_Exercise details_: Copy out each line featuring the string "इतरथ" from the entries beneath.

---

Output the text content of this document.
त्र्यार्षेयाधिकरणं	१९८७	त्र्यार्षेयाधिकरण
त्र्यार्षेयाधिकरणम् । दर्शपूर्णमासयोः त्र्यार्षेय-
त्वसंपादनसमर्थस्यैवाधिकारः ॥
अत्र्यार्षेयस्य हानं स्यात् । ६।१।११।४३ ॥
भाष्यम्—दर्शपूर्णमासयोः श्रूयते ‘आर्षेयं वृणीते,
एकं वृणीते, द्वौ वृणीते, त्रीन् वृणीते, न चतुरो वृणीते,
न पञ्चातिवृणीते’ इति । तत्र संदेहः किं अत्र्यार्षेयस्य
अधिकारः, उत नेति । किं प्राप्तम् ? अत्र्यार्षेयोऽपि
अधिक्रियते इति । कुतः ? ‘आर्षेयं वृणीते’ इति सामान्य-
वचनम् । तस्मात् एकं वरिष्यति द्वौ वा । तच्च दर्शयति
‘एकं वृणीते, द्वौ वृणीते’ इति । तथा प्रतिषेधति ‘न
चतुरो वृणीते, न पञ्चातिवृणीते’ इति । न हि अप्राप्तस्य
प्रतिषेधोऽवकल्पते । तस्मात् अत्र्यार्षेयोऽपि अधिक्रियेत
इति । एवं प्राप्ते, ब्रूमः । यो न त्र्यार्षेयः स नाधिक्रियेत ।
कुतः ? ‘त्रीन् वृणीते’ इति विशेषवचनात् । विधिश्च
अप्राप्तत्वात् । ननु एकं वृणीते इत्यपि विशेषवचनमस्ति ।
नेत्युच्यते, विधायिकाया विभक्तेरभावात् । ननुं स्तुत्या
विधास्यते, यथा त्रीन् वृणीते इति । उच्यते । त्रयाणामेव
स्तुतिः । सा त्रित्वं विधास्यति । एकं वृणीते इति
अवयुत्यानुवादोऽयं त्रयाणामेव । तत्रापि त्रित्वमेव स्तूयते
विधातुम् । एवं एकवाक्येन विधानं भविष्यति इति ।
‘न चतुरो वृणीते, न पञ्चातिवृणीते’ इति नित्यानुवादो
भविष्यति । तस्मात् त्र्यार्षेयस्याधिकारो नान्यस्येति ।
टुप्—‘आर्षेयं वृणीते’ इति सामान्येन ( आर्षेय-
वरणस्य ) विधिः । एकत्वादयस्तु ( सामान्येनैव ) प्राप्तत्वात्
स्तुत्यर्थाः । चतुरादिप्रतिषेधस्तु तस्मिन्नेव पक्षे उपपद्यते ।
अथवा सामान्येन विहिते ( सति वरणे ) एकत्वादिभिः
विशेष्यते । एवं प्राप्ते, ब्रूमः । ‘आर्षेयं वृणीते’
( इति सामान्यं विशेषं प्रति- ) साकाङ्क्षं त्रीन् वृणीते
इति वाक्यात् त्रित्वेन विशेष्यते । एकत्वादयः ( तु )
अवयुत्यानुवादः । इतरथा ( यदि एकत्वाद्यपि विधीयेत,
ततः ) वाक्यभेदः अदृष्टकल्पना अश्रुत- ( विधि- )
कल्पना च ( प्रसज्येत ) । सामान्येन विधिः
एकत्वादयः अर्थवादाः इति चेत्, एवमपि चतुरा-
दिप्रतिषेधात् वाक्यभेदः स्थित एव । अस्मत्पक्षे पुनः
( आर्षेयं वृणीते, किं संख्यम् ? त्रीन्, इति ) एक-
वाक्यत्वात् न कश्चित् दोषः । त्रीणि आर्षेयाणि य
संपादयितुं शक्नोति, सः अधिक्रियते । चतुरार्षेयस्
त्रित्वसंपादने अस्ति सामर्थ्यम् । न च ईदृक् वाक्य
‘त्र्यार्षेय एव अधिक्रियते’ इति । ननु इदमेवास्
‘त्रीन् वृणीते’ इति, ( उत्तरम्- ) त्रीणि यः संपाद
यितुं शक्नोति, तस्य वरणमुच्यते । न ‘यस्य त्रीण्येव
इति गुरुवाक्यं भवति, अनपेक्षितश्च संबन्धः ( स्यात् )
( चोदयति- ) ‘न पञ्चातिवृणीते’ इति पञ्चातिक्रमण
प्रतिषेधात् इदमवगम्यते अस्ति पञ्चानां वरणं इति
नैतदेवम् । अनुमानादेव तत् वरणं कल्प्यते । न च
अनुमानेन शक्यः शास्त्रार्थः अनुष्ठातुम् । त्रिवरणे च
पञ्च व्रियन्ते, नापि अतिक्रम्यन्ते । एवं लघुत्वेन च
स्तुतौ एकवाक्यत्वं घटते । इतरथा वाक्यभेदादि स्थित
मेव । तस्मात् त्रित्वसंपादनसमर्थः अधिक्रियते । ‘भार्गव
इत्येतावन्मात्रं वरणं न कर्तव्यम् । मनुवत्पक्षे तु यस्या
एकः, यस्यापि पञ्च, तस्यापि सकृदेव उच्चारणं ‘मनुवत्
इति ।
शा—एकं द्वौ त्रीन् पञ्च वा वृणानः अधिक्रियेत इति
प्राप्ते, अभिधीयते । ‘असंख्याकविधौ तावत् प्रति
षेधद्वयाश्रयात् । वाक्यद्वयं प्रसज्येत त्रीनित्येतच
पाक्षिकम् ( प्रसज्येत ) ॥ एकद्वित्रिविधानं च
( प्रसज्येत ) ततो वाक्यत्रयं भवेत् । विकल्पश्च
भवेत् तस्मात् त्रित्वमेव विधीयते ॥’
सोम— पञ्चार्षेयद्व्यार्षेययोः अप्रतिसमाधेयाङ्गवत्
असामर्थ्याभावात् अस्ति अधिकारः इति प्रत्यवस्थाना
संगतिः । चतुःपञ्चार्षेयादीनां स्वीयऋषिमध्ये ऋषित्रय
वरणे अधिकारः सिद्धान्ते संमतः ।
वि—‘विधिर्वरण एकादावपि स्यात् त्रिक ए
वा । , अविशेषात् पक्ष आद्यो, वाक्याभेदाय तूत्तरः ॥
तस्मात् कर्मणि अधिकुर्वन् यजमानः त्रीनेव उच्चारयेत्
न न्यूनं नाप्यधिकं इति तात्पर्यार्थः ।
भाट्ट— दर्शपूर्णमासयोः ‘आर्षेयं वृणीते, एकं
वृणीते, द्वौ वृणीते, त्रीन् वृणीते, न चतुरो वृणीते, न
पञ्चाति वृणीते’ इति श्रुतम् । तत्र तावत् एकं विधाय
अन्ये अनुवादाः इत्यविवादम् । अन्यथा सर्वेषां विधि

---

_Solution to this task_:
अवयुत्यानुवादः । इतरथा ( यदि एकत्वाद्यपि विधीयेत,
स्तुतौ एकवाक्यत्वं घटते । इतरथा वाक्यभेदादि स्थित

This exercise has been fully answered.